*DATA FOR PROCESSING*

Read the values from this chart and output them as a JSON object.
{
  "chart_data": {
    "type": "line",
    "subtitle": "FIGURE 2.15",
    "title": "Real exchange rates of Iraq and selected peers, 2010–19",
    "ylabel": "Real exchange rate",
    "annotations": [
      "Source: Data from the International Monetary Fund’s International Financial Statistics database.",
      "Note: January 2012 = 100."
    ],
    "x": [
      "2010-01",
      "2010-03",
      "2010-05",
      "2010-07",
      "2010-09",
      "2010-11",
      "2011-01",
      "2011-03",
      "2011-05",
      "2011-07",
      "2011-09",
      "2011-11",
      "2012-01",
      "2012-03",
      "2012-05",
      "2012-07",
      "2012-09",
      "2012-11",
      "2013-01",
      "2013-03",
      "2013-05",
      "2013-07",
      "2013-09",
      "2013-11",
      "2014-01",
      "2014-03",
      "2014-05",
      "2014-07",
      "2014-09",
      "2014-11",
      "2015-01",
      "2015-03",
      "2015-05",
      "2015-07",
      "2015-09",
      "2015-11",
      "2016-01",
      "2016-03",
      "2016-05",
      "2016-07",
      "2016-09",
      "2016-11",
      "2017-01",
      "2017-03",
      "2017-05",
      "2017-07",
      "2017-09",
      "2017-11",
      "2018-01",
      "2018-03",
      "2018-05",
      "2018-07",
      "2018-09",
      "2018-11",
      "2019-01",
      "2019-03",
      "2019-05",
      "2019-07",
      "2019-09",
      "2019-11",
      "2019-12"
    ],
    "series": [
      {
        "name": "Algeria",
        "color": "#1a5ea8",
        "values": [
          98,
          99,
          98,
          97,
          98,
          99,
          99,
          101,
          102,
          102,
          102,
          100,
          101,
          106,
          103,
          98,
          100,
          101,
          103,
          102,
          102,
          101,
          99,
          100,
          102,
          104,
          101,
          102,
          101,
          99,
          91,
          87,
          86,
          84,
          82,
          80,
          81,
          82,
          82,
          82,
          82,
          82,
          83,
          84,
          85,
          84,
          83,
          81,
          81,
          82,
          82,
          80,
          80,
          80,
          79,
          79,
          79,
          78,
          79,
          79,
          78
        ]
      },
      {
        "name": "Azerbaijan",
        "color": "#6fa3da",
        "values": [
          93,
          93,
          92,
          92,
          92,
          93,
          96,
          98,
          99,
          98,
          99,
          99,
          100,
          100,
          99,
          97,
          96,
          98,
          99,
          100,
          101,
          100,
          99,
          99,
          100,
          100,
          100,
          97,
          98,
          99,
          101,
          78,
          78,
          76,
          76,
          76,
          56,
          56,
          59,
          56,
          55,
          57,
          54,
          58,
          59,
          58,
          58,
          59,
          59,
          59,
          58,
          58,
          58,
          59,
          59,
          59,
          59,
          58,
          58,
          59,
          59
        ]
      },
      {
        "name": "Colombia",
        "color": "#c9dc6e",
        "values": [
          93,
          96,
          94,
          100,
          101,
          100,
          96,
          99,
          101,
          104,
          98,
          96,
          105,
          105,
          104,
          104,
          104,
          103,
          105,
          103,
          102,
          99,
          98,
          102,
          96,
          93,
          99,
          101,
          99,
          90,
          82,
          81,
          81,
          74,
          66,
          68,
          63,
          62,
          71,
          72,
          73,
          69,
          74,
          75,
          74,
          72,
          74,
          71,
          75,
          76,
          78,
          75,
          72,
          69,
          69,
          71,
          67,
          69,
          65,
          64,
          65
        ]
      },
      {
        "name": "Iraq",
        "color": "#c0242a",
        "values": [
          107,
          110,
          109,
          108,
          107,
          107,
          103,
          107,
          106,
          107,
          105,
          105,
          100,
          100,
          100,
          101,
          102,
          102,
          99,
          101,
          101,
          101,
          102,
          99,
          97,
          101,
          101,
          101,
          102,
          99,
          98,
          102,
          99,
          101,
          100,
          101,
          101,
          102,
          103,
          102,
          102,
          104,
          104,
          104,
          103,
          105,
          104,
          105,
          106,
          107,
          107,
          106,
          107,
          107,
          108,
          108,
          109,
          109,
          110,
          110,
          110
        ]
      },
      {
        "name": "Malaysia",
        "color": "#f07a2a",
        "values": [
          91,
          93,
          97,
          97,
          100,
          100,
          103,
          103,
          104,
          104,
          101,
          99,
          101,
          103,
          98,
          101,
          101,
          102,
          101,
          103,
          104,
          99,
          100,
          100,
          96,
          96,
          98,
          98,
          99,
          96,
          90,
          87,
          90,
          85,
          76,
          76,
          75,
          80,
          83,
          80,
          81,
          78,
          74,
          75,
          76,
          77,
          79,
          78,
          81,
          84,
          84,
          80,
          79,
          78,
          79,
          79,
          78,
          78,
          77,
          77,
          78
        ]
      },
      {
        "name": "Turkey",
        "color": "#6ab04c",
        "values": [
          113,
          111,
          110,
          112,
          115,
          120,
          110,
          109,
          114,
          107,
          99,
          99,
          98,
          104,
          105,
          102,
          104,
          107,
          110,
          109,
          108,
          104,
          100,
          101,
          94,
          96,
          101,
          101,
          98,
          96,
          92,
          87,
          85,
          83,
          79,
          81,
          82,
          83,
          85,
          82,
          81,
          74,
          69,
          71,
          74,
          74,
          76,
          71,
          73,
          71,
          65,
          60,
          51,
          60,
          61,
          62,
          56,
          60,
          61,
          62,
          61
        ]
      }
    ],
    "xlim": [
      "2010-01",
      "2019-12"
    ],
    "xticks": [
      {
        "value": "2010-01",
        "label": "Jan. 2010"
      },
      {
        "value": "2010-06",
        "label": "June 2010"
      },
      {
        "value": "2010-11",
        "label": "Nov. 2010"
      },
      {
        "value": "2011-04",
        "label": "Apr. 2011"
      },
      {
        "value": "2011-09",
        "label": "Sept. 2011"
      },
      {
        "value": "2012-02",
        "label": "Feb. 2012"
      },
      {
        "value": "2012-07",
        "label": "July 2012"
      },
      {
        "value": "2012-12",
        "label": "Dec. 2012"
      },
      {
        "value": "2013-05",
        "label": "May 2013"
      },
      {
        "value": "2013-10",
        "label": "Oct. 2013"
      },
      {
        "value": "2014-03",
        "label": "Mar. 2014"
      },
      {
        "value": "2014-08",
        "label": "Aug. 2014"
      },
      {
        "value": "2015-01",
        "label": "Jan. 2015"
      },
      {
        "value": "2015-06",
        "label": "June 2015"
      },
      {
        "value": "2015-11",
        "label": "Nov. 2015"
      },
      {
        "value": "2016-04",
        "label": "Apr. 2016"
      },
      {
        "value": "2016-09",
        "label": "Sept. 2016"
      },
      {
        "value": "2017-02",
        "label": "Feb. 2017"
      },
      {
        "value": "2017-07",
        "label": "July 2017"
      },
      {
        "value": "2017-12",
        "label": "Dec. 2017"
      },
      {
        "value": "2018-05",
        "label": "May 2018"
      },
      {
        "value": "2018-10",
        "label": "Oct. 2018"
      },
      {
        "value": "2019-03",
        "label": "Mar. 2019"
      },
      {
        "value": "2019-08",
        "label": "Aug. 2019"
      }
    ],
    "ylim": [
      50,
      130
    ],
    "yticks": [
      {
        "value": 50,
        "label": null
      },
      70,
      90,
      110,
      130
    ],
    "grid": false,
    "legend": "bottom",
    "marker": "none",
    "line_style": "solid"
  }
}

*EXERCISE*
The required answer is a single number: the count of lines in the entries that hold the string "color".

*TASK SOLUTION*
6